> **Extracted information**:
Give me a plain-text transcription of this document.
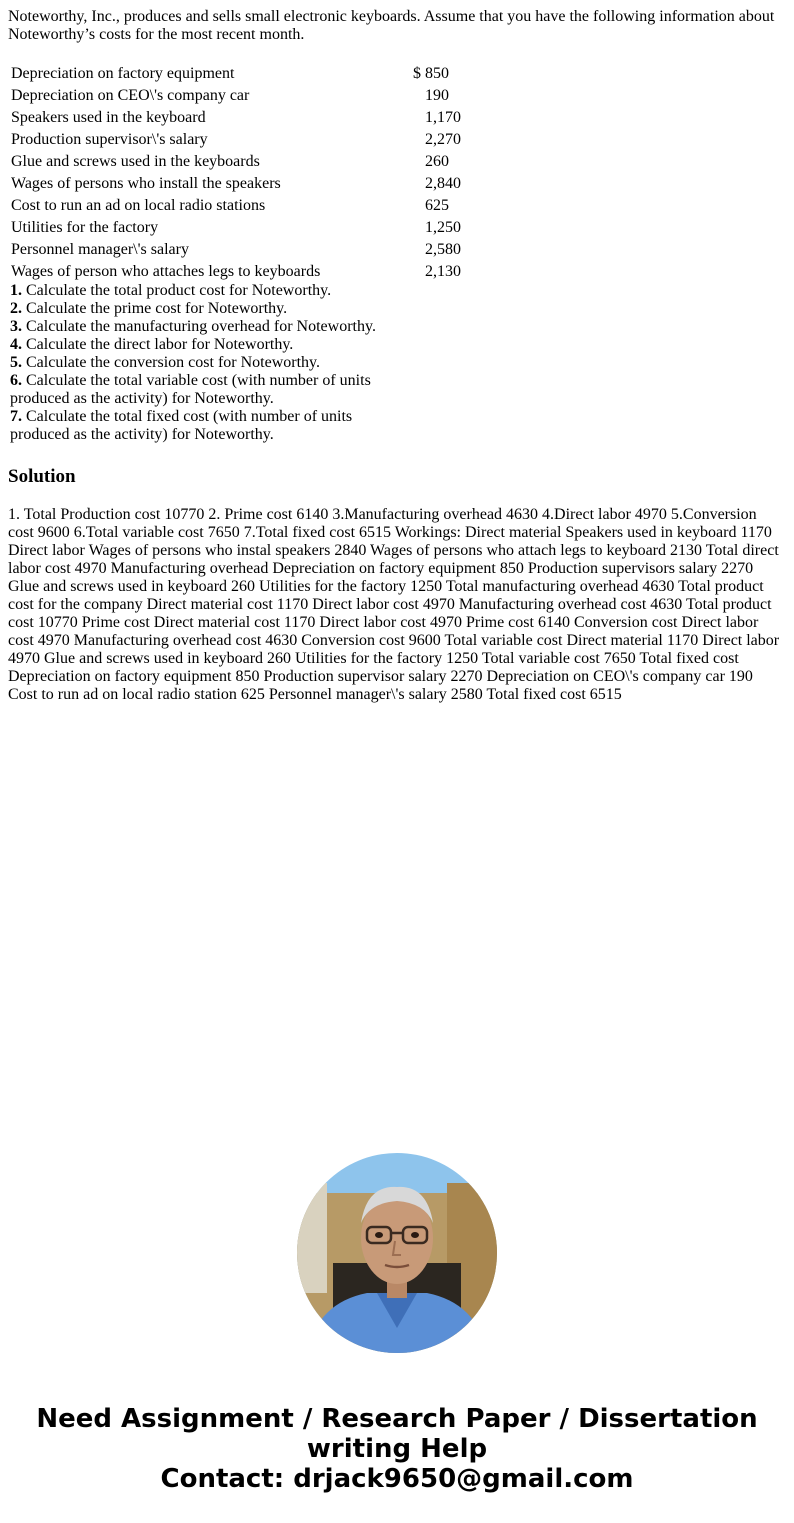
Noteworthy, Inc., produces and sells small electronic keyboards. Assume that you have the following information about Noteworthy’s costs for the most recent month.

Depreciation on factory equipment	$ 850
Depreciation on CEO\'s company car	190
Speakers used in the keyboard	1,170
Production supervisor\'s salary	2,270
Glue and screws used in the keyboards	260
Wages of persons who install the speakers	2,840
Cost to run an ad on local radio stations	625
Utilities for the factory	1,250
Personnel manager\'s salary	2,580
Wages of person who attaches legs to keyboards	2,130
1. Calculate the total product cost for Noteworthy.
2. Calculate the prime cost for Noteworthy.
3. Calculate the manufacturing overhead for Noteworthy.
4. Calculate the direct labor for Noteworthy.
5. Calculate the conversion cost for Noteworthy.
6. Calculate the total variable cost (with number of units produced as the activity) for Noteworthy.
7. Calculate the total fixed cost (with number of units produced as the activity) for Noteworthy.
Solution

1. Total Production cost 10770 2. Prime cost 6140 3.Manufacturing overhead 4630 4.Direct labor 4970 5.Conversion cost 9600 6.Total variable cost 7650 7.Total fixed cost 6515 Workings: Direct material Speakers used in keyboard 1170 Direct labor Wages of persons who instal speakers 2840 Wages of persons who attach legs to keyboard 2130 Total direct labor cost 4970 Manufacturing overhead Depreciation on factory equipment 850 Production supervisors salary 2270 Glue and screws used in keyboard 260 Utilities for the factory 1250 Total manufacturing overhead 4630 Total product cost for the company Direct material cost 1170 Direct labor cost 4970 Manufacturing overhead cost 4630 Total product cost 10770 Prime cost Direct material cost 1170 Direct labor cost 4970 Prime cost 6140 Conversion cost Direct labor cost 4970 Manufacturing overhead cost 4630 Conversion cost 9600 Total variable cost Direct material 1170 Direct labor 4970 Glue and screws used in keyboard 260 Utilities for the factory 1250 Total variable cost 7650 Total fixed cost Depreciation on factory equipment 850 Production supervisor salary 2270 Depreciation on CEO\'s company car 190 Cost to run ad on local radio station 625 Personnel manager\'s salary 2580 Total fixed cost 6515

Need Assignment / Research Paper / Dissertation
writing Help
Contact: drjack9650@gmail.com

> **Task**: All lines that include "keyboards" are to be gathered and copied.

> **Result for this exercise**:
Noteworthy, Inc., produces and sells small electronic keyboards. Assume that you have the following information about Noteworthy’s costs for the most recent month.
Glue and screws used in the keyboards	260
Wages of person who attaches legs to keyboards	2,130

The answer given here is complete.